◆ TEKS HASIL EKSTRAKSI:

= = =

Featured Video

Jumat, 13 Januari 2012

MENJALIN KEKERABATAN DALAM BIMBINGAN ISLAM


Sebuah bimbingan Rasulullah SAW dalam menjalin persaudaraan disebutkan ; “Orang muk­min adalah jalinan yang dijalin, dan tidak ada kebaikan pada orang yang tidak mau menjalin (persau­da­raan) dan tidak mau dijalin!” (HR. Ahmad, Thabrani & Al Hakim). Disimpulkan bahwa persaudaraan antara sesama muslim (ukhuwah Islamiyah) pada dasarnya merupakan nikmat Allah SWT untuk yang bersungguh-sungguh menjalin persaudaraan itu. Kuncinya adalah memperkuat hubungan (silah qawiyyah) dengan Allah SWT maupun manusia.


Dalam istilah Alquran disebut hablum min Allah wa hablum min an-Naas, atau theosentrisma hu­manisma. Ukhuwah umat dan kaum serta suku di nagari adalah beberapa idiom yang merupakan simpul keniscayaan membentuk persekutuan antar manusia. Suatu pesan mendesak dalam fakta sejarah manusia acap kali diwarnai konflik hingga berdarahdarah dalam aksi kekerasan. Semua bermula pada tidak adanya kehendak mulia sebagai peribadi yang wajib memberi perhormatan tulus dan penuh cinta kepada orang lain. Persaudaraan yang hakiki di dalam ajaran agama Islam (Ukhuwwah Islamiyah) adalah menata hubungan sesama manusia yang baik dengan kasih dan sayang.
Persaudaraan terjadi manakala terdapat ta’lif al-qalb (pertautan hati, perasaan dan pikiran) antara satu dan lainya. Inilah dasar penguatan kekerabatan dalam adagium ABSSBK di Minang­kabau. Amatlah mustahil persauda­raan akan terikat erat manakala hati, perasaan, dan pikiran saling bertentangan. Hati yang menyatu mudah menyikapi perbedaan penda­pat, golongan, kaum dan suku. Pergaulan kemasyarakatan lebih luas ditemui juga perbedaan partai dan aliran paham. Semua dihadapi dengan kekuatan husnudz-dzan (berbaik sangka) dan tasamuh (toleransi). Sebaliknya, hati yang bertentangan dalam menyikapi perbedaan dengan kacamata su‘udz-dzan (berburuk sangka) akan melahirkan permusuhan. Peringatan Allah Subhanahu wa Ta’ala dalam surat Al-Anfal ayat : 36 wajib dipakai menjalin kuatkan kekera­batan. Mesti disadari bahwa nikmat kekerabatan dalam kaum dan suku di Minangkabau yang nyatanya adalah Muslimin wajib berupaya mengaplikasikan nilai-nilai Islam pada semua bidang kehidupan yang digelutinya. Islami dalam ibadah mahdlah. Islami pula di dalam berekonomi, berperilaku politik, bersosial budaya, dan lain sebagainya.

= = =

◆ YANG DIMINTA:
1. Sebutkan semua jenis perbedaan yang disebut dalam artikel tentang kekerabatan dalam bimbingan Islam.
2. Salin persis bagian artikel tentang kekerabatan dalam bimbingan Islam, dimulai dari kata-kata yang memuat "Sebuah bimbingan Rasulullah SAW" dan berhenti setelah "SWT maupun manusia.".
3. Lanjutkan artikel tentang kekerabatan dalam bimbingan Islam dengan satu paragraf, mulai setelah kalimat terakhirnya.
Entri yang menyusul sama sekali tidak dipakai.

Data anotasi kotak
= = =

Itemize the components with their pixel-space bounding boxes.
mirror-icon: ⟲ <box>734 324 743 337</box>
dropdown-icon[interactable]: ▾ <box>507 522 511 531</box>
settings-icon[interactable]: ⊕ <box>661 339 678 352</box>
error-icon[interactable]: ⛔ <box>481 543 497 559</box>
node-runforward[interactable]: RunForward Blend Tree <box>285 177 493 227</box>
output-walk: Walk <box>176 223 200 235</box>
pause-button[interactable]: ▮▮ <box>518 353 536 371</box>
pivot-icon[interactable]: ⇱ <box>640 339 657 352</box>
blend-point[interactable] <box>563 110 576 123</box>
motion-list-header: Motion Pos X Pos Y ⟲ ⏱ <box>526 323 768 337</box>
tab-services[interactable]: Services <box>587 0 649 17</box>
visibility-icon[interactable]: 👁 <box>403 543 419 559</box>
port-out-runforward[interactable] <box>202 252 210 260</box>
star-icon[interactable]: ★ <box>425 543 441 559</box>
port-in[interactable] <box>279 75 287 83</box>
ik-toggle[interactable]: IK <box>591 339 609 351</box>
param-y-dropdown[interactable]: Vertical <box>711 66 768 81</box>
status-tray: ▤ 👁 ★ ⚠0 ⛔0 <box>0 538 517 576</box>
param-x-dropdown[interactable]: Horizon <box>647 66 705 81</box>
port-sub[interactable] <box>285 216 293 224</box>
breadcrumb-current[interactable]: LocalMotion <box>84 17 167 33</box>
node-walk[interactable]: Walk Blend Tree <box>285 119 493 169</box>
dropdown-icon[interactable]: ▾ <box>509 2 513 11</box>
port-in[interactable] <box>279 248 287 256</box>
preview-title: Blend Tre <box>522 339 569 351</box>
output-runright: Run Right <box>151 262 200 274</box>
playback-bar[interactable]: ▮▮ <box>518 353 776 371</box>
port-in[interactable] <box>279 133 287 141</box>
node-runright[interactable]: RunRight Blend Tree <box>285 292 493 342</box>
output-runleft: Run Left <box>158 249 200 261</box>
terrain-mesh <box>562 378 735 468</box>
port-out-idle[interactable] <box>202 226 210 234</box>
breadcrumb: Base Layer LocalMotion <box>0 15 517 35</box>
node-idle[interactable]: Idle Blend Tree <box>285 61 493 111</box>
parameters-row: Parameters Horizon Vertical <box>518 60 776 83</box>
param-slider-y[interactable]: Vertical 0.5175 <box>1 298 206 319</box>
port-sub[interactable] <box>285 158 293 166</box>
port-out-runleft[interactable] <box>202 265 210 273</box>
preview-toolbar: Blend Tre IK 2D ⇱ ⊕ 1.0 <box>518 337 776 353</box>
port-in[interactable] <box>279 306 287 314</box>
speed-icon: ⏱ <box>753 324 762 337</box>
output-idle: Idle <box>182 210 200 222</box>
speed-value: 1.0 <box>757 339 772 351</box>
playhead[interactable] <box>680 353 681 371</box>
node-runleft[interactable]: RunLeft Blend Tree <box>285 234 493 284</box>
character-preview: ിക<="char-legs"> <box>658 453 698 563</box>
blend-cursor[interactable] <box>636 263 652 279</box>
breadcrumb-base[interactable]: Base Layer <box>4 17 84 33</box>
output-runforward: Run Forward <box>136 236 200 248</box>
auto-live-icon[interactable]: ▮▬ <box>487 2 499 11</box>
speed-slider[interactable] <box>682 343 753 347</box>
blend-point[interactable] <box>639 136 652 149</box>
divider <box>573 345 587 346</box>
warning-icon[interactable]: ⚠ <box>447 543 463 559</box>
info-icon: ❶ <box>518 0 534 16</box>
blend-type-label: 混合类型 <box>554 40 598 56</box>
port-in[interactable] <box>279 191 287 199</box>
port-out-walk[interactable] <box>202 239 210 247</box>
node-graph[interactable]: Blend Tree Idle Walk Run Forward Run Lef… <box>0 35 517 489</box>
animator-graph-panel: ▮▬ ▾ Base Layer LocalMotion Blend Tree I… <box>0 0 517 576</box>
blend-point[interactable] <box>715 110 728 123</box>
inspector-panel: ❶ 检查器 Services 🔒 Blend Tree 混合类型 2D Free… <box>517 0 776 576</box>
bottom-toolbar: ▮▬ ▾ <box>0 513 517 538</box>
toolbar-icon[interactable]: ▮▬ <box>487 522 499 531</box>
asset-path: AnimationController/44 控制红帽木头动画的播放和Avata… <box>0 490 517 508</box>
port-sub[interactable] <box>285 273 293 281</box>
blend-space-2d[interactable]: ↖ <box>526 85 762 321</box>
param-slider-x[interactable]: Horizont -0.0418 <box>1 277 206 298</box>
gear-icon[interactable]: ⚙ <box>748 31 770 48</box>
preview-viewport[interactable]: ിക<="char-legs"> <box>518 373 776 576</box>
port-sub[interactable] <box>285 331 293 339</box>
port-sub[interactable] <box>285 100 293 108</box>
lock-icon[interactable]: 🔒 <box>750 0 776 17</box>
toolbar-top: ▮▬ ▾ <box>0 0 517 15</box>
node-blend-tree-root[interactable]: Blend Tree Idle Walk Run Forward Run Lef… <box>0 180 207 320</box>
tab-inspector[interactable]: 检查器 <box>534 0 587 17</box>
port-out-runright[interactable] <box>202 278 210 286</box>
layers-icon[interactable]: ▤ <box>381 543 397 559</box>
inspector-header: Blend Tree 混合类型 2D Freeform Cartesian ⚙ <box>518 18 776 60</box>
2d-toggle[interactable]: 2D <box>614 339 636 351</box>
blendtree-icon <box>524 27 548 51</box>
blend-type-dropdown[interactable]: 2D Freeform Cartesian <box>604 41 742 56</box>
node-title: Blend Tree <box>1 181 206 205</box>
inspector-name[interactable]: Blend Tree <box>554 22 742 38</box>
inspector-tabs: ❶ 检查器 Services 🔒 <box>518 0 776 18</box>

= = =

◆ JAWABAN SETIAP TUGAS:
1. pendapat, golongan, kaum, suku, partai, aliran paham

2.
Sebuah bimbingan Rasulullah SAW dalam menjalin persaudaraan disebutkan ; “Orang muk­min adalah jalinan yang dijalin, dan tidak ada kebaikan pada orang yang tidak mau menjalin (persau­da­raan) dan tidak mau dijalin!” (HR. Ahmad, Thabrani & Al Hakim). Disimpulkan bahwa persaudaraan antara sesama muslim (ukhuwah Islamiyah) pada dasarnya merupakan nikmat Allah SWT untuk yang bersungguh-sungguh menjalin persaudaraan itu. Kuncinya adalah memperkuat hubungan (silah qawiyyah) dengan Allah SWT maupun manusia.

3.
Adat pergaulan terjalin perilaku Islami menguatkan pula jalinan masyarakatnya yang qarib (karib, dekat) atau yang ba’id (baid, jauh). Komitmen pada ajaran Islam menjadi dasar ABSSBK meng­hormati sesama sesuai dengan firman Allah SWT di dalam surat Ali-Imran ayat 103. Negeri kita, bahkan seluruh Nusantara Indon­e­sia, adalah bangsa integratif dengan kedamaian dan ketentraman hidup. Seharusnya mengambil hikmah dan tidak terpancing kepada upaya memecah belah persatuan bangsa. Lebih khusus sebagai satu bangsa beradat istiadat keke­rabatan. Apalagi samasama ummat Islam pula. Persaudaraan ditak­dirkan sejak lama menjadi keka­yaan terbesar penduduk ranah ini. Pengalaman pahit dialami saudara-saudara kita di berbagai belahan mencatatkan sejarah kelam. Kepu­nahan generasinya akibat permu­suhan di antara mereka. Kita mesti waspada dan selalu bersikap bijak menghadapi potensi konflik yang da­pat muncul karena dipicu oleh pe­ristiwa-peristiwa kecil pada mulanya.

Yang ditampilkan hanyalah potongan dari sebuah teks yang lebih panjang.